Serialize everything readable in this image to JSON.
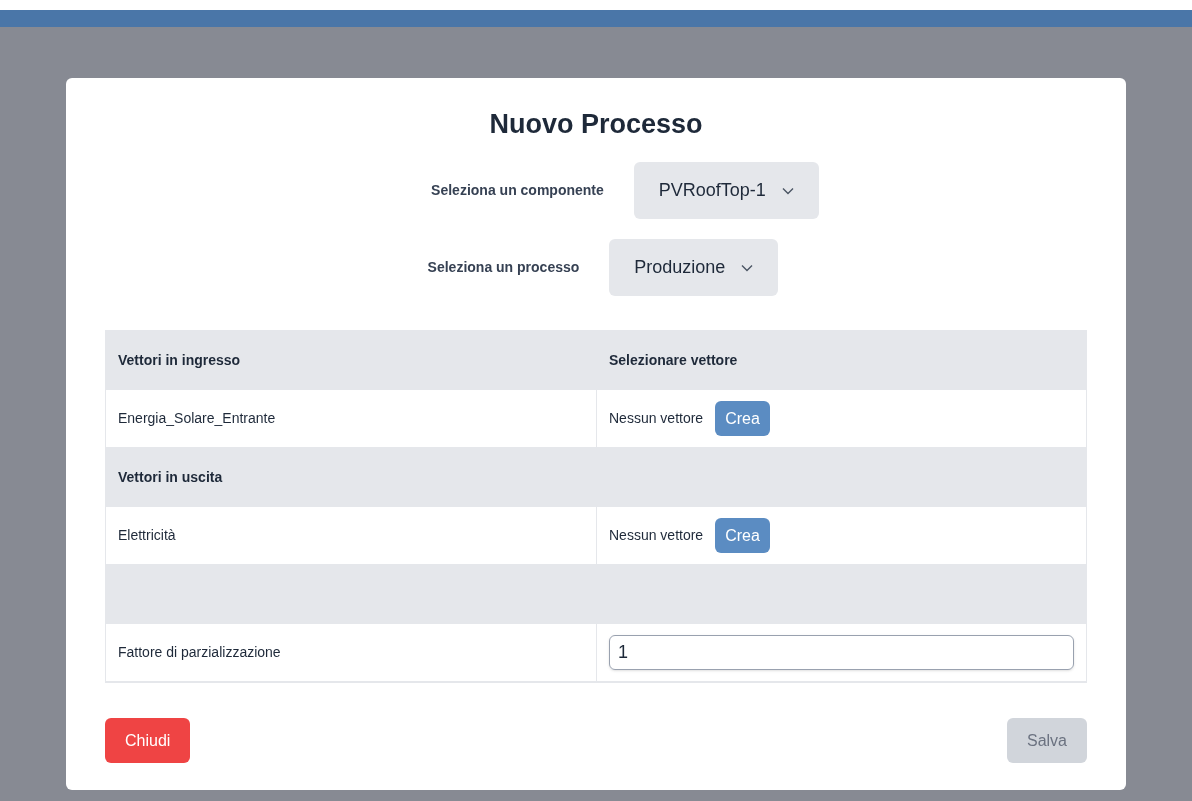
{
  "modal": {
    "title": "Nuovo Processo",
    "selects": [
      {
        "label": "Seleziona un componente",
        "value": "PVRoofTop-1"
      },
      {
        "label": "Seleziona un processo",
        "value": "Produzione"
      }
    ],
    "table": {
      "rows": [
        {
          "kind": "header",
          "cells": [
            "Vettori in ingresso",
            "Selezionare vettore"
          ]
        },
        {
          "kind": "vector",
          "name": "Energia_Solare_Entrante",
          "status": "Nessun vettore",
          "action": "Crea"
        },
        {
          "kind": "section",
          "cells": [
            "Vettori in uscita"
          ]
        },
        {
          "kind": "vector",
          "name": "Elettricità",
          "status": "Nessun vettore",
          "action": "Crea"
        },
        {
          "kind": "blank"
        },
        {
          "kind": "input",
          "name": "Fattore di parzializzazione",
          "value": "1"
        }
      ]
    },
    "buttons": [
      {
        "label": "Chiudi",
        "kind": "danger",
        "disabled": false
      },
      {
        "label": "Salva",
        "kind": "primary",
        "disabled": true
      }
    ]
  }
}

The task: Return each line exactly as written. Any picture gets left out.

Result of the exercise:
Serialize everything readable in this image to JSON.
{
  "modal": {
    "title": "Nuovo Processo",
    "selects": [
      {
        "label": "Seleziona un componente",
        "value": "PVRoofTop-1"
      },
      {
        "label": "Seleziona un processo",
        "value": "Produzione"
      }
    ],
    "table": {
      "rows": [
        {
          "kind": "header",
          "cells": [
            "Vettori in ingresso",
            "Selezionare vettore"
          ]
        },
        {
          "kind": "vector",
          "name": "Energia_Solare_Entrante",
          "status": "Nessun vettore",
          "action": "Crea"
        },
        {
          "kind": "section",
          "cells": [
            "Vettori in uscita"
          ]
        },
        {
          "kind": "vector",
          "name": "Elettricità",
          "status": "Nessun vettore",
          "action": "Crea"
        },
        {
          "kind": "blank"
        },
        {
          "kind": "input",
          "name": "Fattore di parzializzazione",
          "value": "1"
        }
      ]
    },
    "buttons": [
      {
        "label": "Chiudi",
        "kind": "danger",
        "disabled": false
      },
      {
        "label": "Salva",
        "kind": "primary",
        "disabled": true
      }
    ]
  }
}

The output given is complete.